• SUPPLIED INFORMATION:

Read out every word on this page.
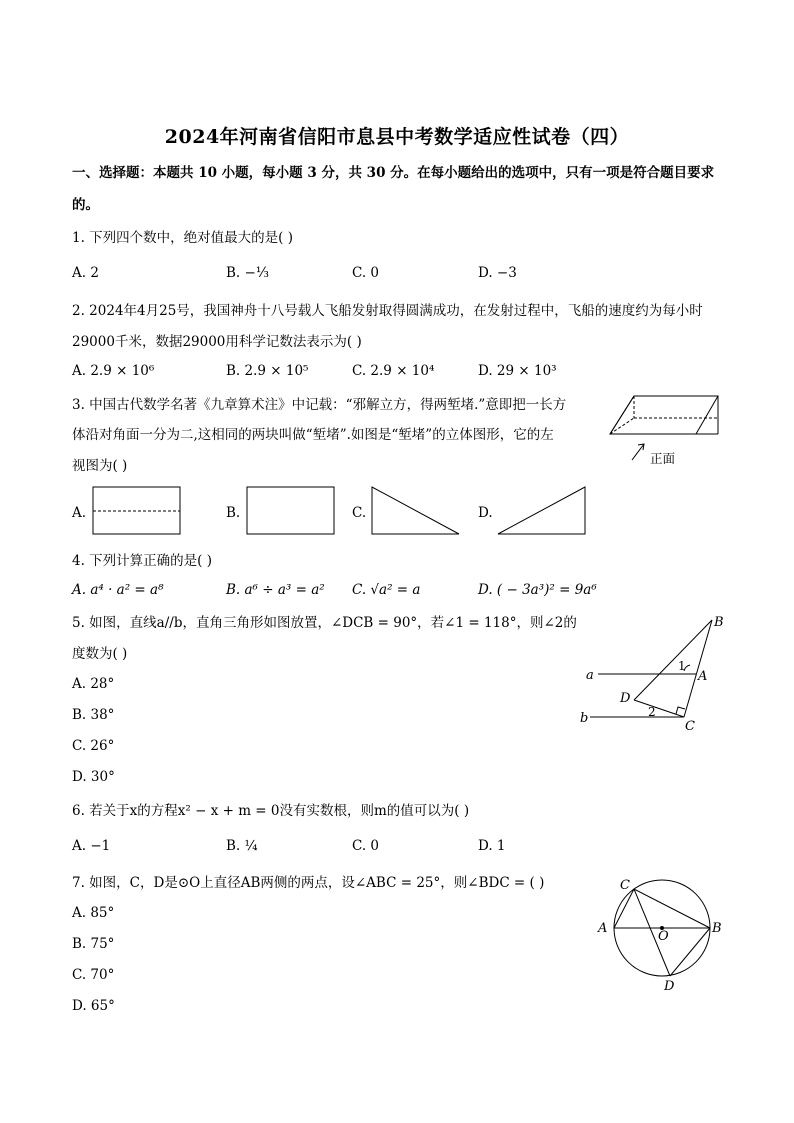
2024年河南省信阳市息县中考数学适应性试卷（四）
一、选择题：本题共 10 小题，每小题 3 分，共 30 分。在每小题给出的选项中，只有一项是符合题目要求
的。
1. 下列四个数中，绝对值最大的是( )
A. 2	B. −⅓	C. 0	D. −3
2. 2024年4月25号，我国神舟十八号载人飞船发射取得圆满成功，在发射过程中，飞船的速度约为每小时
29000千米，数据29000用科学记数法表示为( )
A. 2.9 × 10⁶	B. 2.9 × 10⁵	C. 2.9 × 10⁴	D. 29 × 10³
3. 中国古代数学名著《九章算术注》中记载：“邪解立方，得两堑堵.”意即把一长方
体沿对角面一分为二,这相同的两块叫做“堑堵”.如图是“堑堵”的立体图形，它的左
视图为( )	正面
A.	B.	C.	D.
4. 下列计算正确的是( )
A. a⁴ · a² = a⁸	B. a⁶ ÷ a³ = a² C. √a² = a	D. ( − 3a³)² = 9a⁶
5. 如图，直线a//b，直角三角形如图放置，∠DCB = 90°，若∠1 = 118°，则∠2的
度数为( )
A. 28°
B. 38°
C. 26°
D. 30°
B
a
1
A
D
b	2
C
6. 若关于x的方程x² − x + m = 0没有实数根，则m的值可以为( )
A. −1	B. ¼	C. 0	D. 1
7. 如图，C，D是⊙O上直径AB两侧的两点，设∠ABC = 25°，则∠BDC = ( )
A. 85°
B. 75°
C. 70°
D. 65°
C
A
O
B
D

• SHORT TASK: The entries above should be reproduced exactly, without their pictures.

• SOLUTION:
Read out every word on this page.
2024年河南省信阳市息县中考数学适应性试卷（四）
一、选择题：本题共 10 小题，每小题 3 分，共 30 分。在每小题给出的选项中，只有一项是符合题目要求
的。
1. 下列四个数中，绝对值最大的是( )
A. 2	B. −⅓	C. 0	D. −3
2. 2024年4月25号，我国神舟十八号载人飞船发射取得圆满成功，在发射过程中，飞船的速度约为每小时
29000千米，数据29000用科学记数法表示为( )
A. 2.9 × 10⁶	B. 2.9 × 10⁵	C. 2.9 × 10⁴	D. 29 × 10³
3. 中国古代数学名著《九章算术注》中记载：“邪解立方，得两堑堵.”意即把一长方
体沿对角面一分为二,这相同的两块叫做“堑堵”.如图是“堑堵”的立体图形，它的左
视图为( )	正面
A.	B.	C.	D.
4. 下列计算正确的是( )
A. a⁴ · a² = a⁸	B. a⁶ ÷ a³ = a² C. √a² = a	D. ( − 3a³)² = 9a⁶
5. 如图，直线a//b，直角三角形如图放置，∠DCB = 90°，若∠1 = 118°，则∠2的
度数为( )
A. 28°
B. 38°
C. 26°
D. 30°
B
a
1
A
D
b	2
C
6. 若关于x的方程x² − x + m = 0没有实数根，则m的值可以为( )
A. −1	B. ¼	C. 0	D. 1
7. 如图，C，D是⊙O上直径AB两侧的两点，设∠ABC = 25°，则∠BDC = ( )
A. 85°
B. 75°
C. 70°
D. 65°
C
A
O
B
D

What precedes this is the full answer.